EXERCISE DETAILS: Tell how many lines have the string "Negative" in them, and write nothing besides the number.
[Start EXERCISE INPUT]
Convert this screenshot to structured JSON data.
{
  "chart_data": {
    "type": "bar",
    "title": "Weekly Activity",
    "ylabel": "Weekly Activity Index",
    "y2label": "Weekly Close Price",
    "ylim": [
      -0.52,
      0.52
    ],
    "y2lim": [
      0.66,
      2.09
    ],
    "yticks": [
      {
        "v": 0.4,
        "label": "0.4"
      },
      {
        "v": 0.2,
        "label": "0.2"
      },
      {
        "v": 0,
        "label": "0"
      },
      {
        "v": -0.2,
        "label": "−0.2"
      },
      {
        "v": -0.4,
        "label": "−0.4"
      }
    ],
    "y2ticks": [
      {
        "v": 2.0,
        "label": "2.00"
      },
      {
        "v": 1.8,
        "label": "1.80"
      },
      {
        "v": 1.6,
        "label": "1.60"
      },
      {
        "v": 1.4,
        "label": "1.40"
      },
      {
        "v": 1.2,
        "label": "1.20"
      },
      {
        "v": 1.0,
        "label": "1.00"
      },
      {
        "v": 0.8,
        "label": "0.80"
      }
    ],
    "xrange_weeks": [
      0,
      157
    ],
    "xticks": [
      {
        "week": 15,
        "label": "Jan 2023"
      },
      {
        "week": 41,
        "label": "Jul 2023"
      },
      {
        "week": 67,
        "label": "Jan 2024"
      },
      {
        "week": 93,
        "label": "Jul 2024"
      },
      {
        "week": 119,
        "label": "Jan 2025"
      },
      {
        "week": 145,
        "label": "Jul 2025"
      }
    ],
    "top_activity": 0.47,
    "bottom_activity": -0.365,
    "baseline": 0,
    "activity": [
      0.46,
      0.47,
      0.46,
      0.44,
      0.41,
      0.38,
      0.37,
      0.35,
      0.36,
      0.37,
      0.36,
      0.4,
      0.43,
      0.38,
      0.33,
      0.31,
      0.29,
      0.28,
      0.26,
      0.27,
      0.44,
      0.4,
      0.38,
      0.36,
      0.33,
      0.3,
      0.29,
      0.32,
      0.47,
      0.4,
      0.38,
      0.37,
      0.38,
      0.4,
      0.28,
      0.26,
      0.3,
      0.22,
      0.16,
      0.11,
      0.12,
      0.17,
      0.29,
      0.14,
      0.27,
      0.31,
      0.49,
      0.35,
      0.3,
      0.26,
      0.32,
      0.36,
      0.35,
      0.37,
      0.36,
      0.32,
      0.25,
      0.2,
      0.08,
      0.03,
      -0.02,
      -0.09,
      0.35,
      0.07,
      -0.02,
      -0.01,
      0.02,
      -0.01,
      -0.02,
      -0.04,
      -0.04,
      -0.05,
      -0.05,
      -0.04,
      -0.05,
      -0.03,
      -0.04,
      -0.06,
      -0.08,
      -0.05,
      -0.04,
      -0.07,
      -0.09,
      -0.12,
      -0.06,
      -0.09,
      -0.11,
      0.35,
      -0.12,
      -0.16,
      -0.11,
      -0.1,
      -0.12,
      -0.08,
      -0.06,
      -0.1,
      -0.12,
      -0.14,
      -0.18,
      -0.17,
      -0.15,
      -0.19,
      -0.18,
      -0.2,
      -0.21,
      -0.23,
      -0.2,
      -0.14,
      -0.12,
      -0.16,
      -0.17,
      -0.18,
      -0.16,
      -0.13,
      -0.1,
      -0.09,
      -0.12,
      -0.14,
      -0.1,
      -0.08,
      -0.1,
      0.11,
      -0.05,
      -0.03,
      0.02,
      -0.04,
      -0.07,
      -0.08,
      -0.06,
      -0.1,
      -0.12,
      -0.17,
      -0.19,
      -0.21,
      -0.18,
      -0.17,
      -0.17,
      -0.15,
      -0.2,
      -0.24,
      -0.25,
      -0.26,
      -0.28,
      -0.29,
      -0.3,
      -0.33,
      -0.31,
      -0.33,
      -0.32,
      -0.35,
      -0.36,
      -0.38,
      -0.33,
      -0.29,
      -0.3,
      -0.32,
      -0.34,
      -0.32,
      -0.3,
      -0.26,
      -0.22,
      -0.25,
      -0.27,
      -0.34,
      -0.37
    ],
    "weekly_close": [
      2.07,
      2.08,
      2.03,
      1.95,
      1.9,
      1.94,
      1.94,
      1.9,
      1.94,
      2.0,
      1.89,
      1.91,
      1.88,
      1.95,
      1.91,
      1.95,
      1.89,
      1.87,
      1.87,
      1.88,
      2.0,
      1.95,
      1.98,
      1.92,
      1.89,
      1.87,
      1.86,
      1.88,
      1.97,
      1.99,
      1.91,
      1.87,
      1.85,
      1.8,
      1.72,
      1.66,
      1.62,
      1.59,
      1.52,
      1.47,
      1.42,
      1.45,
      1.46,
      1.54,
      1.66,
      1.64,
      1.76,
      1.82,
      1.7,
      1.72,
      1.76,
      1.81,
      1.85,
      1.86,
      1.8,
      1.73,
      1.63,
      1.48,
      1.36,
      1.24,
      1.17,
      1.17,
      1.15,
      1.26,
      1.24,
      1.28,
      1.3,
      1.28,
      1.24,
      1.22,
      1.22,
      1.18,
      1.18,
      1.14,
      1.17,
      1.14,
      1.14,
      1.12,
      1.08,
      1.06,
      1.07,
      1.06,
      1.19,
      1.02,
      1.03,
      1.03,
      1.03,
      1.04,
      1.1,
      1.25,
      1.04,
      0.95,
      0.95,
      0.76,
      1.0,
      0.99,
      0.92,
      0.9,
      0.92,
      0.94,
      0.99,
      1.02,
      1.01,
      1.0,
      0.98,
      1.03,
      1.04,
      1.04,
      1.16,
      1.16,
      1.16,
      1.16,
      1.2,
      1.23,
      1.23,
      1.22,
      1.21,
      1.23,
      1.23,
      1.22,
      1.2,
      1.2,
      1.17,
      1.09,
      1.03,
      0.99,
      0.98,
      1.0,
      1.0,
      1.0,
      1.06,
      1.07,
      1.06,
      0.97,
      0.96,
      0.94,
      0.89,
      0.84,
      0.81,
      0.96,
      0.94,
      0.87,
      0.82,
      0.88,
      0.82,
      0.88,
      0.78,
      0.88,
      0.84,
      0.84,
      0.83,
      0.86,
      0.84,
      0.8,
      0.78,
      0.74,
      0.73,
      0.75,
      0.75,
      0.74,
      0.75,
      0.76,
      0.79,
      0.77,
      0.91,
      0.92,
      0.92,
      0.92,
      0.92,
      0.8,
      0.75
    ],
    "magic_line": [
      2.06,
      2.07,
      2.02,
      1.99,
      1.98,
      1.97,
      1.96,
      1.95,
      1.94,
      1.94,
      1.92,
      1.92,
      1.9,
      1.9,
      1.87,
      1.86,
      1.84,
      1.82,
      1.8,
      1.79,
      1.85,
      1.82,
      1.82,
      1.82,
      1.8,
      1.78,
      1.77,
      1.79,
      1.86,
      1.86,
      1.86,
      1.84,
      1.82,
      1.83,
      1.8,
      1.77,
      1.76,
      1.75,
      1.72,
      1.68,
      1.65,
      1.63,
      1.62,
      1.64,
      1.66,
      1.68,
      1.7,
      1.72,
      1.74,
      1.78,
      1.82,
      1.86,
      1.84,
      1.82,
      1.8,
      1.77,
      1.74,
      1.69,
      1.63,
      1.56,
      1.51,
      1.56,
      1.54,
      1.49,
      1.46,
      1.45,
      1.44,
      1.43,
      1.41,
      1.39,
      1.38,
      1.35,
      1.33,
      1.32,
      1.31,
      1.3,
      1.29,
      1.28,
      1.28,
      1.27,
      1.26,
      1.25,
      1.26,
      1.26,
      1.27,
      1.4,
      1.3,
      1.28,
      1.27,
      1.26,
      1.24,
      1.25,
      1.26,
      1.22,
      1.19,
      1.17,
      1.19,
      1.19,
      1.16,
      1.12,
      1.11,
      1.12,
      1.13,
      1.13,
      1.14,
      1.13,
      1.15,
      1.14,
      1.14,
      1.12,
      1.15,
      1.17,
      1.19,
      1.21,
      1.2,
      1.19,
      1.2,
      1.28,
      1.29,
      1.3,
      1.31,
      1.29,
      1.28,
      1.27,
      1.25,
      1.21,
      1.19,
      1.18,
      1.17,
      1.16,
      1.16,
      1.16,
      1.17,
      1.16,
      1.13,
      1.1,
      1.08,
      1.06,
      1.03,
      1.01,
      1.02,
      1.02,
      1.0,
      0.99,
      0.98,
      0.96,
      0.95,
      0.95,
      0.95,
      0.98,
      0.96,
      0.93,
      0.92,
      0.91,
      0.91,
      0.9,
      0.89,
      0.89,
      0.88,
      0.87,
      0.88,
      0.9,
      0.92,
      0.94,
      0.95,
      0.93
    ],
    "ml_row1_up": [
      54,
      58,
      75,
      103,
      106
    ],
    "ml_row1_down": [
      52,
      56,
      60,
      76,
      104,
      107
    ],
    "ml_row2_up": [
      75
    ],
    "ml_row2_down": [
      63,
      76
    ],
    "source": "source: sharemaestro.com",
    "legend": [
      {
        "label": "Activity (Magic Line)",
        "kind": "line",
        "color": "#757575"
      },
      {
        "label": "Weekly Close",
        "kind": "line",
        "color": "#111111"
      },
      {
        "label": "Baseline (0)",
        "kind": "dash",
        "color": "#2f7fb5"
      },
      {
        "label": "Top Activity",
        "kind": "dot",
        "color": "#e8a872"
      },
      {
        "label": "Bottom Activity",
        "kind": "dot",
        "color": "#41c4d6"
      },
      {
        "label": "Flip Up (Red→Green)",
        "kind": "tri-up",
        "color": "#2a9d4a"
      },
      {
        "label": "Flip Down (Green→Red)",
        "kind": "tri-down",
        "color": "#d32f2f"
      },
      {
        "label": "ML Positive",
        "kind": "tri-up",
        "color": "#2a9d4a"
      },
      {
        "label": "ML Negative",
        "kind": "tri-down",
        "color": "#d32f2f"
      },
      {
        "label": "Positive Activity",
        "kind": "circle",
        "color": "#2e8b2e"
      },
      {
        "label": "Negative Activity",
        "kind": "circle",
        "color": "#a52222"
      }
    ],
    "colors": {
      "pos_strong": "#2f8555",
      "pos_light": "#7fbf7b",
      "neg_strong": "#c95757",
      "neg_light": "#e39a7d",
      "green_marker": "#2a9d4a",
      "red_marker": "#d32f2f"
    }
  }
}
[End EXERCISE INPUT]
WORKED ANSWER: 2